- [Source passage]:

------------------------------------------------

Student Spotlight: Oscar Lopez

Majors: Canfield BHP

Company: Google

Position: Public Policy Fellow for Public Knowledge

Topics of Interest: Tech Policy, Artificial Intelligence, Economics, Copyright Regulations





Technology moves fast. I mean, really fast! Not too long ago, people were taking pictures with hand-held cameras. Instead, we use our phones today. Now we have a crazy amount of technology available right at our fingertips. It’s a scary but awesome idea, isn’t it? From self-driving cars to AI at home, there’s a tech-revolution going on whether we like it or not!

Oscar Lopez is a sophomore and Canfield BHP major. Over the summer he held an internship with the Google Public Policy Fellowship in Washington, D.C. The program offers undergraduate, graduate, and law students interested in Internet and technology policy the opportunity to spend the summer contributing to the public dialogue on these issues, and exploring future academic and professional interests. Because Oscar is from my hometown of Laredo, Texas, I listened eagerly as he spoke about his experience at the fellowship and his learnings on how the tech industry has changed and will continue to change moving forward. I also wanted to know how these changes will affect a small town like Laredo.

Tell me about the Google Public Policy Fellowship.

------------------------------------------------

- [Given entries]:
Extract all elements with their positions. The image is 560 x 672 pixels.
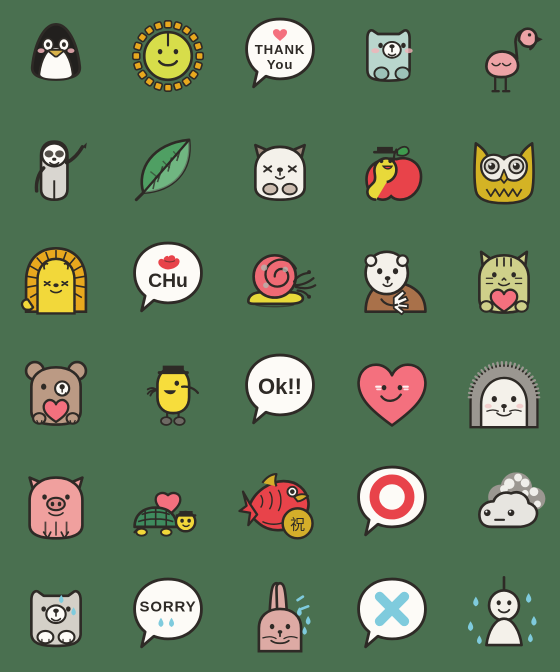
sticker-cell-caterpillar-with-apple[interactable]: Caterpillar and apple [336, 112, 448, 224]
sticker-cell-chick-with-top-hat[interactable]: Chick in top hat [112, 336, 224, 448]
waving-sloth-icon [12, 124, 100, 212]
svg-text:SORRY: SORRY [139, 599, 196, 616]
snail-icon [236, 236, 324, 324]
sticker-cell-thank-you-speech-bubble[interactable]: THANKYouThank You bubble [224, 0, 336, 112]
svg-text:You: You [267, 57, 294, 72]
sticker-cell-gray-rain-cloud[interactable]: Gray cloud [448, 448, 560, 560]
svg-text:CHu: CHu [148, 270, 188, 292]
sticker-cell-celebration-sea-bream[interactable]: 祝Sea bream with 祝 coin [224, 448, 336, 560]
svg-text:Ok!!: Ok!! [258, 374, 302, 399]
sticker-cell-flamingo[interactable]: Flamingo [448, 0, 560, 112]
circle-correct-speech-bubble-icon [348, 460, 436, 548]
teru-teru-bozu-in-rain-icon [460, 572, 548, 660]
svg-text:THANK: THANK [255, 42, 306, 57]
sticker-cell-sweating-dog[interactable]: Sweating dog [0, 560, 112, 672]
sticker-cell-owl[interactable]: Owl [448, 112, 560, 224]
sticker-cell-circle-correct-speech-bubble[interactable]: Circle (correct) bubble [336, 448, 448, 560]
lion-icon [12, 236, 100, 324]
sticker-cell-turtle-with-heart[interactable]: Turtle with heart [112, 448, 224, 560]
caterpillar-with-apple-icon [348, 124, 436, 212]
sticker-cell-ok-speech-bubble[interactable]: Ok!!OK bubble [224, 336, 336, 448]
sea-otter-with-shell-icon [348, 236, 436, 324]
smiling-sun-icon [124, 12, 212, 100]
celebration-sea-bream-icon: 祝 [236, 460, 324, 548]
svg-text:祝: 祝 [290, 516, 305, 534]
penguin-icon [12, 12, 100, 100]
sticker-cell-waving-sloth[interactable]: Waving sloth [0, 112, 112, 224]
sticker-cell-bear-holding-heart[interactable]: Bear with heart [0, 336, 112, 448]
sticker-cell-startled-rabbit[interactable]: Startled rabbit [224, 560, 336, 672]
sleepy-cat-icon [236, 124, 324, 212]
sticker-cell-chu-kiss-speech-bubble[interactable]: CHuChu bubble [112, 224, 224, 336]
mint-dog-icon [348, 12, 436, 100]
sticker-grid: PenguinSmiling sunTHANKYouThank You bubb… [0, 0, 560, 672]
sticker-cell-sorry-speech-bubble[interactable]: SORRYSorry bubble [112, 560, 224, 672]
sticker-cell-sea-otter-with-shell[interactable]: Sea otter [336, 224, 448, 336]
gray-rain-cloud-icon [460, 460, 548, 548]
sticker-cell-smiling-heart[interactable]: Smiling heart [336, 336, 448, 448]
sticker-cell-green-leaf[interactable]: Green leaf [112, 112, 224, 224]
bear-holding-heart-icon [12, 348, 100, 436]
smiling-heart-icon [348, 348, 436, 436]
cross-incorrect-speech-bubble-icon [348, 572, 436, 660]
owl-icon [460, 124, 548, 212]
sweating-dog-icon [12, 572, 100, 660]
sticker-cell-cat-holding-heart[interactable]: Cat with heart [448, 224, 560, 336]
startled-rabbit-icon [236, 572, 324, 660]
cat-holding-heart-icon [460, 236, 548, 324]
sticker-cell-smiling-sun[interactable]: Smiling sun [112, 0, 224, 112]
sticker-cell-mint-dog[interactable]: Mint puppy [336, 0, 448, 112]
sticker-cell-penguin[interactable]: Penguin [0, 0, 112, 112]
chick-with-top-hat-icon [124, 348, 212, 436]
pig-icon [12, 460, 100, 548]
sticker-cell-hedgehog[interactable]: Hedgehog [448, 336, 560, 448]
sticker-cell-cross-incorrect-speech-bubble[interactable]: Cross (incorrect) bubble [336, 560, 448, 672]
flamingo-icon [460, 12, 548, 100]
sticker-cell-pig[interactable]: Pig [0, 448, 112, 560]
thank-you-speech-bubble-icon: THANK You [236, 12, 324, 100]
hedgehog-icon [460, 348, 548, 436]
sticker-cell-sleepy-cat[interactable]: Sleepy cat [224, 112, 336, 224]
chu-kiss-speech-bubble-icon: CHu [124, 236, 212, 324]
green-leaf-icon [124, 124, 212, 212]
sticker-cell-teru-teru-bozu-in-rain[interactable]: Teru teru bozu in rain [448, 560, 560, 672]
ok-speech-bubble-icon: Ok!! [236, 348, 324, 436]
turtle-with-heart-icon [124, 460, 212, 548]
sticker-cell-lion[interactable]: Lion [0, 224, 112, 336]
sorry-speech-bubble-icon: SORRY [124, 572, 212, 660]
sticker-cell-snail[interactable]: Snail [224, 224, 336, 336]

------------------------------------------------

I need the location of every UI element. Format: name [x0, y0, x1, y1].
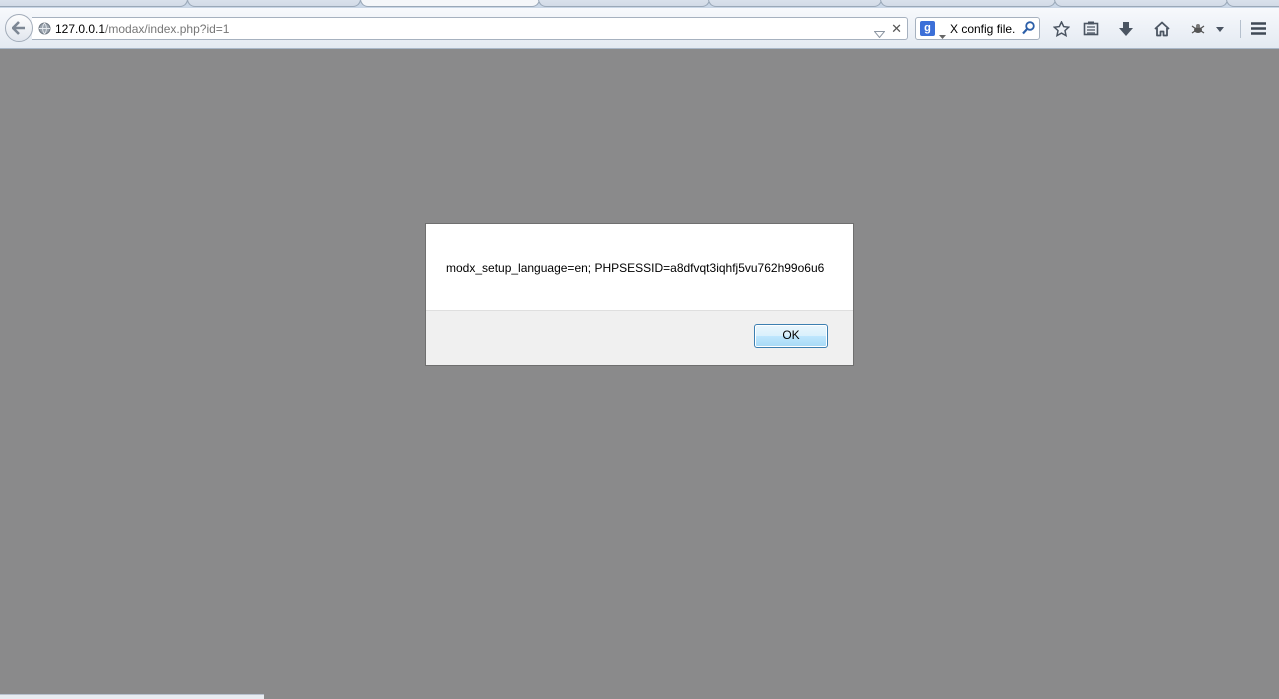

------------------------------------------------

- [Set task 1]:
According to the student spotlight, in what city did Oscar Lopez hold his summer internship?
- [Set task 2]:
Do these statements agree with the student spotlight? Answer yes or no for each, quoting the words that decide it.
(a) Oscar Lopez is a sophomore.
(b) The fellowship program is open only to law students.
(c) Oscar Lopez is from Laredo, Texas.
- [Set task 3]:
Begin at the words "Oscar Lopez is" in the student spotlight and stop after "Public Policy Fellowship.". Give that part again, updated so that "sophomore" becomes "junior".
Answer from the student spotlight alone.

- [Worked solution 1]:
Washington, D.C.

- [Worked solution 2]:
(a) Yes: "Oscar Lopez is a sophomore and Canfield BHP major."
(b) No: "The program offers undergraduate, graduate, and law students interested in Internet and technology policy the opportunity"
(c) Yes: "Oscar is from my hometown of Laredo, Texas"

- [Worked solution 3]:
Oscar Lopez is a junior and Canfield BHP major. Over the summer he held an internship with the Google Public Policy Fellowship in Washington, D.C. The program offers undergraduate, graduate, and law students interested in Internet and technology policy the opportunity to spend the summer contributing to the public dialogue on these issues, and exploring future academic and professional interests. Because Oscar is from my hometown of Laredo, Texas, I listened eagerly as he spoke about his experience at the fellowship and his learnings on how the tech industry has changed and will continue to change moving forward. I also wanted to know how these changes will affect a small town like Laredo.

Tell me about the Google Public Policy Fellowship.